REQUIRED TASK: Reproduce the rows below without any change, starting at the first row and ending at the line containing "legend-label-initial-editorial-assessment: Initial Editorial". Include both of these end lines.

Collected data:
━━━━━━━━━━

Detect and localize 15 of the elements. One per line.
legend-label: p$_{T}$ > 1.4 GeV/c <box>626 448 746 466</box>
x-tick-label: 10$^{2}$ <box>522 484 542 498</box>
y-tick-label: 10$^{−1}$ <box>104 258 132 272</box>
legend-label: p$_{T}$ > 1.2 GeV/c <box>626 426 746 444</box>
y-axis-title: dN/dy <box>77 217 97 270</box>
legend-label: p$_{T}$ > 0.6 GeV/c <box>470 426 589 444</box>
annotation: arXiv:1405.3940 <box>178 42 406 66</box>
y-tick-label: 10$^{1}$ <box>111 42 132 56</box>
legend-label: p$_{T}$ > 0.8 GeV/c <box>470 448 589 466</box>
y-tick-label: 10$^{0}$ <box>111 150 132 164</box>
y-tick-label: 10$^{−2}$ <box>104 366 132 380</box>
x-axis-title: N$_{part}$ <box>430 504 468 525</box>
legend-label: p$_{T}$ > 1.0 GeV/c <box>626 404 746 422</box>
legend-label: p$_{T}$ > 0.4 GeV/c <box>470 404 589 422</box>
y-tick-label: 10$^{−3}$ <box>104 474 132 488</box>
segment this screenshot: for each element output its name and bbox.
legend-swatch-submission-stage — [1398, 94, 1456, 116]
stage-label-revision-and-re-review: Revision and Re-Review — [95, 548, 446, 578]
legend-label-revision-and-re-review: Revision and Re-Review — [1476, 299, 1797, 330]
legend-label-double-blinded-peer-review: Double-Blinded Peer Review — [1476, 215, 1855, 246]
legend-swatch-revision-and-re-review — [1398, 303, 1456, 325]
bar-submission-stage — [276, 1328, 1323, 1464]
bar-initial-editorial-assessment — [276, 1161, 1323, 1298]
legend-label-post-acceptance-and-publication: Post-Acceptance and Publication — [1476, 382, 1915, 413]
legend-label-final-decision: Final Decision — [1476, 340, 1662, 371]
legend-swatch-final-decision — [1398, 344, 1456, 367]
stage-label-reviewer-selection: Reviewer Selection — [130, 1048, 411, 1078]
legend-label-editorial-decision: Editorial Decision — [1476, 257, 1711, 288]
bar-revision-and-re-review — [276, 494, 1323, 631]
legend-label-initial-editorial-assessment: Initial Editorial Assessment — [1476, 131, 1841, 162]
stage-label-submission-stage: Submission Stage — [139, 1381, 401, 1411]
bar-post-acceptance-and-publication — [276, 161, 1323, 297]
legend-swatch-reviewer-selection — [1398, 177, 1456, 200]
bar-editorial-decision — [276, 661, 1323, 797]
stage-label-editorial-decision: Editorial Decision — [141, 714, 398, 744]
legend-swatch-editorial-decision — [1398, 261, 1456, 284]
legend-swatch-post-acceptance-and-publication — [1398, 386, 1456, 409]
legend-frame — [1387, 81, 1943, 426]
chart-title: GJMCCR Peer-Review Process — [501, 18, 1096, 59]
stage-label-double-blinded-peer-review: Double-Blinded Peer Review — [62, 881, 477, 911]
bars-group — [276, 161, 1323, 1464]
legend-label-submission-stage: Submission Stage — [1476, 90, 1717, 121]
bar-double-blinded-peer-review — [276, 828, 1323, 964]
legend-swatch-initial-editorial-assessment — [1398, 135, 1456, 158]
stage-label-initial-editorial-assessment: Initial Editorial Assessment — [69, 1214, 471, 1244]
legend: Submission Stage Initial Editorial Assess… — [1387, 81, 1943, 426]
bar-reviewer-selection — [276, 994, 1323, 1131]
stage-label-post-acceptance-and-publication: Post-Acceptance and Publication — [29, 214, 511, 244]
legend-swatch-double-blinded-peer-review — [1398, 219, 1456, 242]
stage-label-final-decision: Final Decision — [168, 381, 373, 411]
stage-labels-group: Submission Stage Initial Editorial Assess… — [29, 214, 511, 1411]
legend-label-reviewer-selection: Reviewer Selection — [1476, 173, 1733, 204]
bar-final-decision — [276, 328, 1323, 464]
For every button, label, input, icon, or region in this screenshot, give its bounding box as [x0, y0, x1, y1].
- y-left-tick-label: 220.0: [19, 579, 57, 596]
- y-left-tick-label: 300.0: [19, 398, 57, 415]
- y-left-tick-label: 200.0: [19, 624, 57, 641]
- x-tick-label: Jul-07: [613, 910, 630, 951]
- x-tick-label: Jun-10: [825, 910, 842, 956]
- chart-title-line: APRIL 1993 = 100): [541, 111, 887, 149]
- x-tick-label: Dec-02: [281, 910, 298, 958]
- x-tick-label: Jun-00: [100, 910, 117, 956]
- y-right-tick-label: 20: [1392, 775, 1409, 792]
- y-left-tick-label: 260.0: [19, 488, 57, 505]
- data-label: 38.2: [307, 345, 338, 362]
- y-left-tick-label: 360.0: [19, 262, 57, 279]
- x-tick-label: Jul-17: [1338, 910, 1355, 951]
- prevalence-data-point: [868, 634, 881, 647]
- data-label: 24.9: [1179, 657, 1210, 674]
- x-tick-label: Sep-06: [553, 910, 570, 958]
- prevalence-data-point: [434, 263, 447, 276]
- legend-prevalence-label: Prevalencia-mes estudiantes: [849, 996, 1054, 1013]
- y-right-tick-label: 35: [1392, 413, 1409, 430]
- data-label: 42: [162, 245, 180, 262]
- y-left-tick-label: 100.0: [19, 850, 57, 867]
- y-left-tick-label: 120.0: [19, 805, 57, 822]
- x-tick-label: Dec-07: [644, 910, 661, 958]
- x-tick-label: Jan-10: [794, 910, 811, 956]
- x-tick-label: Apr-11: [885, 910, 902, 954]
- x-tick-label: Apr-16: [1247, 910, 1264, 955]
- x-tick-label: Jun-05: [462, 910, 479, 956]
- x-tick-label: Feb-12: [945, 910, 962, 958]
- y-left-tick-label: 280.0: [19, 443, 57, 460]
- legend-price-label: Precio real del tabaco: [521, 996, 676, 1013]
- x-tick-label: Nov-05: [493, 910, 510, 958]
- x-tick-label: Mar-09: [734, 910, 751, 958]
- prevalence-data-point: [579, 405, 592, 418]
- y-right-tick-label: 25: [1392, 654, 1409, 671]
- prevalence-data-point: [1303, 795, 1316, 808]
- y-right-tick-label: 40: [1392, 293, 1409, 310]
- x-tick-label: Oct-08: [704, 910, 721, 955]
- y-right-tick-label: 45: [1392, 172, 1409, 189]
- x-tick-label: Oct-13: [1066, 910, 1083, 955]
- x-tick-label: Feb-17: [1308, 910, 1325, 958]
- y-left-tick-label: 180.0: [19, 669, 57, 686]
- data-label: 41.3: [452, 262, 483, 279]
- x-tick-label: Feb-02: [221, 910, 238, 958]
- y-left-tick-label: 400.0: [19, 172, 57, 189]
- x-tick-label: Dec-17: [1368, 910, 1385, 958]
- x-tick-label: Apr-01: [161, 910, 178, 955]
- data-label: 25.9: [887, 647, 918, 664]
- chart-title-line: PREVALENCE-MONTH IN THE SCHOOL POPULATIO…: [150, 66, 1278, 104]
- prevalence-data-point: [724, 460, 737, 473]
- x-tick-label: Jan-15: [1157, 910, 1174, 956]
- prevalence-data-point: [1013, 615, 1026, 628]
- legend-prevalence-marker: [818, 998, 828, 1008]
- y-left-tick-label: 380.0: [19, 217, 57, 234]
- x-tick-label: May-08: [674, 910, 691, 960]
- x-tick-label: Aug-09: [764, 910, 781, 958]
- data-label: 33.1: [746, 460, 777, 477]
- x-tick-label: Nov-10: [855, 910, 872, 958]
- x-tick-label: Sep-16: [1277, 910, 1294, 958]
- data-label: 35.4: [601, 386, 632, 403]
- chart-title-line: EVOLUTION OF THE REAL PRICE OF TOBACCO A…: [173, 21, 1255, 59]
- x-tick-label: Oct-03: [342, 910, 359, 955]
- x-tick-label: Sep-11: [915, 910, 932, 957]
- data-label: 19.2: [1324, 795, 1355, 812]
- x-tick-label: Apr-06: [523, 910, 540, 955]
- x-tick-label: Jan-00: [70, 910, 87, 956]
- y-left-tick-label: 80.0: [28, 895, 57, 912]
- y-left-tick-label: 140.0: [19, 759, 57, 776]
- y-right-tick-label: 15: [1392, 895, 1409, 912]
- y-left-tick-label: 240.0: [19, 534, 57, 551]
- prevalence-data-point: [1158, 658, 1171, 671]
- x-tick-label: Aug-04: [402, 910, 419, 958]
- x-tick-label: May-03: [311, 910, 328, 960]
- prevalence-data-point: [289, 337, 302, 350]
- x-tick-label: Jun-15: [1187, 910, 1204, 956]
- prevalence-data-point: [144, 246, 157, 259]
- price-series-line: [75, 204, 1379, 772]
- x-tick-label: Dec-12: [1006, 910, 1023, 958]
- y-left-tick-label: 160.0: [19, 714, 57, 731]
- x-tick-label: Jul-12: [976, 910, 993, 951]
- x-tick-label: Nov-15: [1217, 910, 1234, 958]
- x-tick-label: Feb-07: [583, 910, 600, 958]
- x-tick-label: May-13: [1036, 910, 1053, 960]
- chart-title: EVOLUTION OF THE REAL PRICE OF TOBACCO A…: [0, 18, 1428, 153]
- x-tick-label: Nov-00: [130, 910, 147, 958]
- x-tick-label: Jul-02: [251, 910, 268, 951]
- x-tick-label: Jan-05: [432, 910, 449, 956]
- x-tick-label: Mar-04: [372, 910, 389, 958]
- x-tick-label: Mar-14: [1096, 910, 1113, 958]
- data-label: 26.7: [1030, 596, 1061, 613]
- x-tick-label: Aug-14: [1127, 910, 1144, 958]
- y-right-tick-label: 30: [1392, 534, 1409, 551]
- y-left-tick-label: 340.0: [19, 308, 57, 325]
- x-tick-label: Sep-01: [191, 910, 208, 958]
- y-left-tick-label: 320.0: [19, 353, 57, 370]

━━━━━━━━━━

ANSWER TO THIS TASK:
Detect and localize 15 of the elements. One per line.
legend-label: p$_{T}$ > 1.4 GeV/c <box>626 448 746 466</box>
x-tick-label: 10$^{2}$ <box>522 484 542 498</box>
y-tick-label: 10$^{−1}$ <box>104 258 132 272</box>
legend-label: p$_{T}$ > 1.2 GeV/c <box>626 426 746 444</box>
y-axis-title: dN/dy <box>77 217 97 270</box>
legend-label: p$_{T}$ > 0.6 GeV/c <box>470 426 589 444</box>
annotation: arXiv:1405.3940 <box>178 42 406 66</box>
y-tick-label: 10$^{1}$ <box>111 42 132 56</box>
legend-label: p$_{T}$ > 0.8 GeV/c <box>470 448 589 466</box>
y-tick-label: 10$^{0}$ <box>111 150 132 164</box>
y-tick-label: 10$^{−2}$ <box>104 366 132 380</box>
x-axis-title: N$_{part}$ <box>430 504 468 525</box>
legend-label: p$_{T}$ > 1.0 GeV/c <box>626 404 746 422</box>
legend-label: p$_{T}$ > 0.4 GeV/c <box>470 404 589 422</box>
y-tick-label: 10$^{−3}$ <box>104 474 132 488</box>
segment this screenshot: for each element output its name and bbox.
legend-swatch-submission-stage — [1398, 94, 1456, 116]
stage-label-revision-and-re-review: Revision and Re-Review — [95, 548, 446, 578]
legend-label-revision-and-re-review: Revision and Re-Review — [1476, 299, 1797, 330]
legend-label-double-blinded-peer-review: Double-Blinded Peer Review — [1476, 215, 1855, 246]
legend-swatch-revision-and-re-review — [1398, 303, 1456, 325]
bar-submission-stage — [276, 1328, 1323, 1464]
bar-initial-editorial-assessment — [276, 1161, 1323, 1298]
legend-label-post-acceptance-and-publication: Post-Acceptance and Publication — [1476, 382, 1915, 413]
legend-label-final-decision: Final Decision — [1476, 340, 1662, 371]
legend-swatch-final-decision — [1398, 344, 1456, 367]
stage-label-reviewer-selection: Reviewer Selection — [130, 1048, 411, 1078]
legend-label-editorial-decision: Editorial Decision — [1476, 257, 1711, 288]
bar-revision-and-re-review — [276, 494, 1323, 631]
legend-label-initial-editorial-assessment: Initial Editorial Assessment — [1476, 131, 1841, 162]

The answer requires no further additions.